Dataset excerpts:

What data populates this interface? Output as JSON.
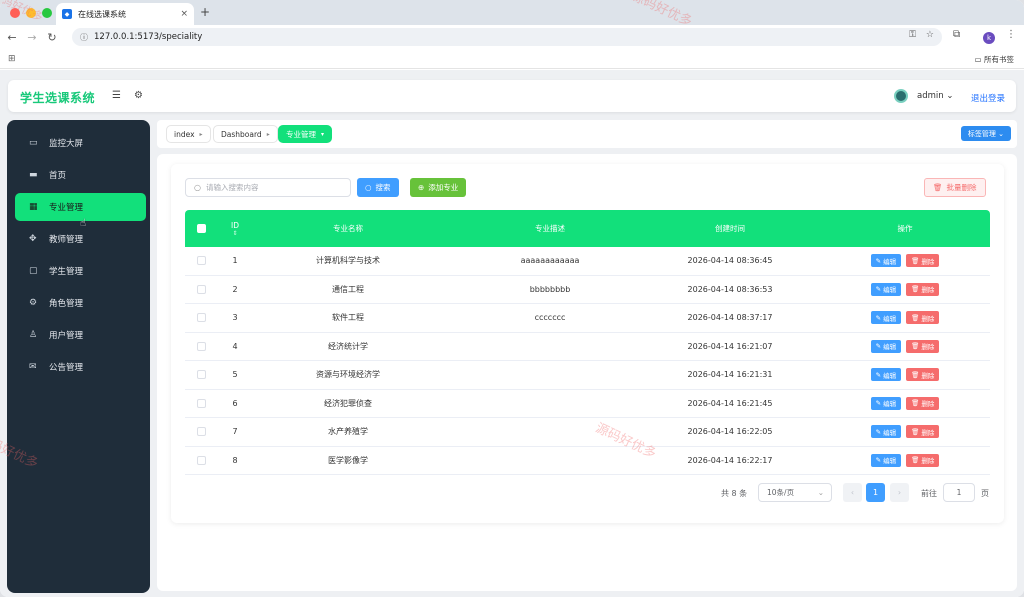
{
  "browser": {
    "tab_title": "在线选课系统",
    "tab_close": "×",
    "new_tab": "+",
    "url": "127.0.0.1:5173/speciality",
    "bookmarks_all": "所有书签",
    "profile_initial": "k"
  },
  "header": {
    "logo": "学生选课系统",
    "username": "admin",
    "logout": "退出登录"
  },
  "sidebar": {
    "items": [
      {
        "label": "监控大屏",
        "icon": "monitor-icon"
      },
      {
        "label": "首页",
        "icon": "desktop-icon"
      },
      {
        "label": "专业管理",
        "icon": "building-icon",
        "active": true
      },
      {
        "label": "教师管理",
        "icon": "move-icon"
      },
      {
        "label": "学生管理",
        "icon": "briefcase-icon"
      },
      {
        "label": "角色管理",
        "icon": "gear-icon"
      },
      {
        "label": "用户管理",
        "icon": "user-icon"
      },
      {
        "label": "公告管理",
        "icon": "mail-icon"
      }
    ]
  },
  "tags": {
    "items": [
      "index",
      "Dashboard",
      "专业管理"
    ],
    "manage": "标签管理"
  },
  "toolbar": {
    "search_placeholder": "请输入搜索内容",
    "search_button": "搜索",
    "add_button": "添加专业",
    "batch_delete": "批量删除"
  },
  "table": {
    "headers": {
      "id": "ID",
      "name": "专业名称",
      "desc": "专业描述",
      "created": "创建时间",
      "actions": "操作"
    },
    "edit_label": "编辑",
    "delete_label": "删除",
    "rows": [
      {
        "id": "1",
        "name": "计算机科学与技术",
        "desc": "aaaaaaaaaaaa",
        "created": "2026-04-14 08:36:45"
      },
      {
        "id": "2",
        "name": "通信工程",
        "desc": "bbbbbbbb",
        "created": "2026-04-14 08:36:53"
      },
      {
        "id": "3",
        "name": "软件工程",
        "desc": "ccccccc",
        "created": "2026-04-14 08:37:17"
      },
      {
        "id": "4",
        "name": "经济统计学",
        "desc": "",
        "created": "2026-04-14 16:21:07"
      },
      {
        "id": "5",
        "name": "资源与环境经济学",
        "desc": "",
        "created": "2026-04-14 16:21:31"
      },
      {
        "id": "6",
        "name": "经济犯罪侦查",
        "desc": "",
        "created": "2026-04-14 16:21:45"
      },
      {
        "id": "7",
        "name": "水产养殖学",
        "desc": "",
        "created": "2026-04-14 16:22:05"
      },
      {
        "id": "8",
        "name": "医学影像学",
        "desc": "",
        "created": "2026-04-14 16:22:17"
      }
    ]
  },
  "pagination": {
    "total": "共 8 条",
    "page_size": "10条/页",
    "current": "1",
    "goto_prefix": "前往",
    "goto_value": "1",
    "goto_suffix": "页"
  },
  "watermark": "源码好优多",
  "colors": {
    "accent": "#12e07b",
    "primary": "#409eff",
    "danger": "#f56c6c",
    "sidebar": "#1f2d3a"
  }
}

Stated goal: Copy out each line exactly, without the pictures.

Written response:
What data populates this interface? Output as JSON.
{
  "browser": {
    "tab_title": "在线选课系统",
    "tab_close": "×",
    "new_tab": "+",
    "url": "127.0.0.1:5173/speciality",
    "bookmarks_all": "所有书签",
    "profile_initial": "k"
  },
  "header": {
    "logo": "学生选课系统",
    "username": "admin",
    "logout": "退出登录"
  },
  "sidebar": {
    "items": [
      {
        "label": "监控大屏",
        "icon": "monitor-icon"
      },
      {
        "label": "首页",
        "icon": "desktop-icon"
      },
      {
        "label": "专业管理",
        "icon": "building-icon",
        "active": true
      },
      {
        "label": "教师管理",
        "icon": "move-icon"
      },
      {
        "label": "学生管理",
        "icon": "briefcase-icon"
      },
      {
        "label": "角色管理",
        "icon": "gear-icon"
      },
      {
        "label": "用户管理",
        "icon": "user-icon"
      },
      {
        "label": "公告管理",
        "icon": "mail-icon"
      }
    ]
  },
  "tags": {
    "items": [
      "index",
      "Dashboard",
      "专业管理"
    ],
    "manage": "标签管理"
  },
  "toolbar": {
    "search_placeholder": "请输入搜索内容",
    "search_button": "搜索",
    "add_button": "添加专业",
    "batch_delete": "批量删除"
  },
  "table": {
    "headers": {
      "id": "ID",
      "name": "专业名称",
      "desc": "专业描述",
      "created": "创建时间",
      "actions": "操作"
    },
    "edit_label": "编辑",
    "delete_label": "删除",
    "rows": [
      {
        "id": "1",
        "name": "计算机科学与技术",
        "desc": "aaaaaaaaaaaa",
        "created": "2026-04-14 08:36:45"
      },
      {
        "id": "2",
        "name": "通信工程",
        "desc": "bbbbbbbb",
        "created": "2026-04-14 08:36:53"
      },
      {
        "id": "3",
        "name": "软件工程",
        "desc": "ccccccc",
        "created": "2026-04-14 08:37:17"
      },
      {
        "id": "4",
        "name": "经济统计学",
        "desc": "",
        "created": "2026-04-14 16:21:07"
      },
      {
        "id": "5",
        "name": "资源与环境经济学",
        "desc": "",
        "created": "2026-04-14 16:21:31"
      },
      {
        "id": "6",
        "name": "经济犯罪侦查",
        "desc": "",
        "created": "2026-04-14 16:21:45"
      },
      {
        "id": "7",
        "name": "水产养殖学",
        "desc": "",
        "created": "2026-04-14 16:22:05"
      },
      {
        "id": "8",
        "name": "医学影像学",
        "desc": "",
        "created": "2026-04-14 16:22:17"
      }
    ]
  },
  "pagination": {
    "total": "共 8 条",
    "page_size": "10条/页",
    "current": "1",
    "goto_prefix": "前往",
    "goto_value": "1",
    "goto_suffix": "页"
  },
  "watermark": "源码好优多",
  "colors": {
    "accent": "#12e07b",
    "primary": "#409eff",
    "danger": "#f56c6c",
    "sidebar": "#1f2d3a"
  }
}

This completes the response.